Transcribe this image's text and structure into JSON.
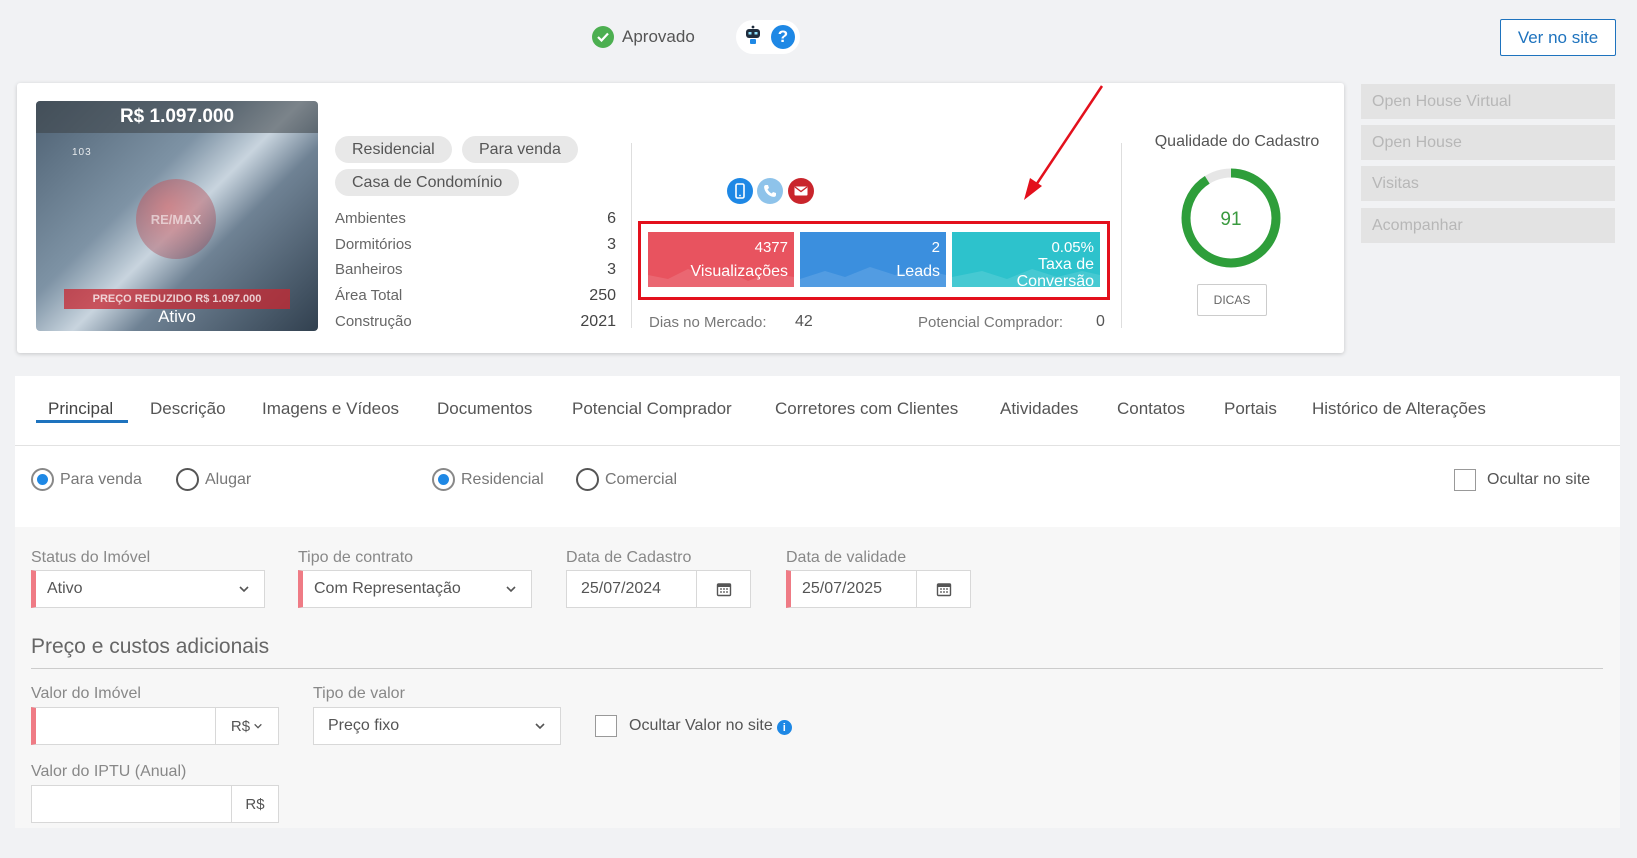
{
  "header": {
    "status_label": "Aprovado",
    "ver_no_site_label": "Ver no site"
  },
  "property": {
    "photo_price": "R$ 1.097.000",
    "photo_number": "103",
    "photo_watermark": "RE/MAX",
    "photo_banner": "PREÇO REDUZIDO  R$ 1.097.000",
    "photo_status": "Ativo",
    "tags": [
      "Residencial",
      "Para venda",
      "Casa de Condomínio"
    ],
    "features": [
      {
        "label": "Ambientes",
        "value": "6"
      },
      {
        "label": "Dormitórios",
        "value": "3"
      },
      {
        "label": "Banheiros",
        "value": "3"
      },
      {
        "label": "Área Total",
        "value": "250"
      },
      {
        "label": "Construção",
        "value": "2021"
      }
    ]
  },
  "stats": {
    "views_value": "4377",
    "views_label": "Visualizações",
    "leads_value": "2",
    "leads_label": "Leads",
    "conversion_value": "0.05%",
    "conversion_label": "Taxa de Conversão",
    "colors": {
      "views": "#e8535f",
      "leads": "#3b8fde",
      "conversion": "#2dc2cc",
      "highlight": "#e3101c"
    },
    "dias_label": "Dias no Mercado:",
    "dias_value": "42",
    "potencial_label": "Potencial Comprador:",
    "potencial_value": "0"
  },
  "quality": {
    "title": "Qualidade do Cadastro",
    "score": "91",
    "score_fraction": 0.91,
    "ring_color": "#2e9e3a",
    "dicas_label": "DICAS"
  },
  "side_actions": [
    "Open House Virtual",
    "Open House",
    "Visitas",
    "Acompanhar"
  ],
  "tabs": [
    "Principal",
    "Descrição",
    "Imagens e Vídeos",
    "Documentos",
    "Potencial Comprador",
    "Corretores com Clientes",
    "Atividades",
    "Contatos",
    "Portais",
    "Histórico de Alterações"
  ],
  "options": {
    "para_venda": "Para venda",
    "alugar": "Alugar",
    "residencial": "Residencial",
    "comercial": "Comercial",
    "ocultar_site": "Ocultar no site"
  },
  "form": {
    "status_label": "Status do Imóvel",
    "status_value": "Ativo",
    "contrato_label": "Tipo de contrato",
    "contrato_value": "Com Representação",
    "cadastro_label": "Data de Cadastro",
    "cadastro_value": "25/07/2024",
    "validade_label": "Data de validade",
    "validade_value": "25/07/2025",
    "section_title": "Preço e custos adicionais",
    "valor_label": "Valor do Imóvel",
    "valor_value": "",
    "currency": "R$",
    "tipo_valor_label": "Tipo de valor",
    "tipo_valor_value": "Preço fixo",
    "ocultar_valor_label": "Ocultar Valor no site",
    "iptu_label": "Valor do IPTU (Anual)",
    "iptu_value": "",
    "iptu_currency": "R$"
  }
}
.....
# [What the exercise asks]
Filter the listing for the word "Imóvel" and copy every line that holds it.

# [Correct response]
    "status_label": "Status do Imóvel",
    "valor_label": "Valor do Imóvel",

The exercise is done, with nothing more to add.